#### Instructions for the task
Reproduce the entries exactly.

#### Supplied data
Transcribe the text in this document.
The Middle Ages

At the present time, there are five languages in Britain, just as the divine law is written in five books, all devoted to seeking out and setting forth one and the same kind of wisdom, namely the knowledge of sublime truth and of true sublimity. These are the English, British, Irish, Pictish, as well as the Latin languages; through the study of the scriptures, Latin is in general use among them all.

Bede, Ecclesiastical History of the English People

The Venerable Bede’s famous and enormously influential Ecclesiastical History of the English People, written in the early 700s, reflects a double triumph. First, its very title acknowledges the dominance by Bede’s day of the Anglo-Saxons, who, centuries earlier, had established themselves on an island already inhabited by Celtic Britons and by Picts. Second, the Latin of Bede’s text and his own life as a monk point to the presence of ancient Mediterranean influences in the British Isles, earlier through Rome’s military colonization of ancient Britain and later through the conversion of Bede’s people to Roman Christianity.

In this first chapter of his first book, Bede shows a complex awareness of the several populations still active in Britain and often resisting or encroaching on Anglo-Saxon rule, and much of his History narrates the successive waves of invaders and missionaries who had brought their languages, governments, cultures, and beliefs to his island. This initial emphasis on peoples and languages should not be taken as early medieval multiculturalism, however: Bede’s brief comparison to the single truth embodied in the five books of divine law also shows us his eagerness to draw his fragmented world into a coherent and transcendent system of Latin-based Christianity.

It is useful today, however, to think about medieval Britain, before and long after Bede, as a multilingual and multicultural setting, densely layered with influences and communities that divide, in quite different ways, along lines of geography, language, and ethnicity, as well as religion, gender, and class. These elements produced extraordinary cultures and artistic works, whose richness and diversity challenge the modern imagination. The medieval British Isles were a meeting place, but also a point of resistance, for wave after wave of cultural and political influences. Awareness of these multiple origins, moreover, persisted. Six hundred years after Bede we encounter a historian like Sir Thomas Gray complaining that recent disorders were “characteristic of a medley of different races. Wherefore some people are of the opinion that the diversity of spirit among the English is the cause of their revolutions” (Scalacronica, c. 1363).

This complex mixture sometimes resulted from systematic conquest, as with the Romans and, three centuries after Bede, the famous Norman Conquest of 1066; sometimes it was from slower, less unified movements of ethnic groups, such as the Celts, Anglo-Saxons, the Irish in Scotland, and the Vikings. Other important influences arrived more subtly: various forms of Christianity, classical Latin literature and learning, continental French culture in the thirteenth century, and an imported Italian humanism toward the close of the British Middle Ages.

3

#### Answer below
Transcribe the text in this document.
The Middle Ages

At the present time, there are five languages in Britain, just as the divine law is written in five books, all devoted to seeking out and setting forth one and the same kind of wisdom, namely the knowledge of sublime truth and of true sublimity. These are the English, British, Irish, Pictish, as well as the Latin languages; through the study of the scriptures, Latin is in general use among them all.

Bede, Ecclesiastical History of the English People

The Venerable Bede’s famous and enormously influential Ecclesiastical History of the English People, written in the early 700s, reflects a double triumph. First, its very title acknowledges the dominance by Bede’s day of the Anglo-Saxons, who, centuries earlier, had established themselves on an island already inhabited by Celtic Britons and by Picts. Second, the Latin of Bede’s text and his own life as a monk point to the presence of ancient Mediterranean influences in the British Isles, earlier through Rome’s military colonization of ancient Britain and later through the conversion of Bede’s people to Roman Christianity.

In this first chapter of his first book, Bede shows a complex awareness of the several populations still active in Britain and often resisting or encroaching on Anglo-Saxon rule, and much of his History narrates the successive waves of invaders and missionaries who had brought their languages, governments, cultures, and beliefs to his island. This initial emphasis on peoples and languages should not be taken as early medieval multiculturalism, however: Bede’s brief comparison to the single truth embodied in the five books of divine law also shows us his eagerness to draw his fragmented world into a coherent and transcendent system of Latin-based Christianity.

It is useful today, however, to think about medieval Britain, before and long after Bede, as a multilingual and multicultural setting, densely layered with influences and communities that divide, in quite different ways, along lines of geography, language, and ethnicity, as well as religion, gender, and class. These elements produced extraordinary cultures and artistic works, whose richness and diversity challenge the modern imagination. The medieval British Isles were a meeting place, but also a point of resistance, for wave after wave of cultural and political influences. Awareness of these multiple origins, moreover, persisted. Six hundred years after Bede we encounter a historian like Sir Thomas Gray complaining that recent disorders were “characteristic of a medley of different races. Wherefore some people are of the opinion that the diversity of spirit among the English is the cause of their revolutions” (Scalacronica, c. 1363).

This complex mixture sometimes resulted from systematic conquest, as with the Romans and, three centuries after Bede, the famous Norman Conquest of 1066; sometimes it was from slower, less unified movements of ethnic groups, such as the Celts, Anglo-Saxons, the Irish in Scotland, and the Vikings. Other important influences arrived more subtly: various forms of Christianity, classical Latin literature and learning, continental French culture in the thirteenth century, and an imported Italian humanism toward the close of the British Middle Ages.

3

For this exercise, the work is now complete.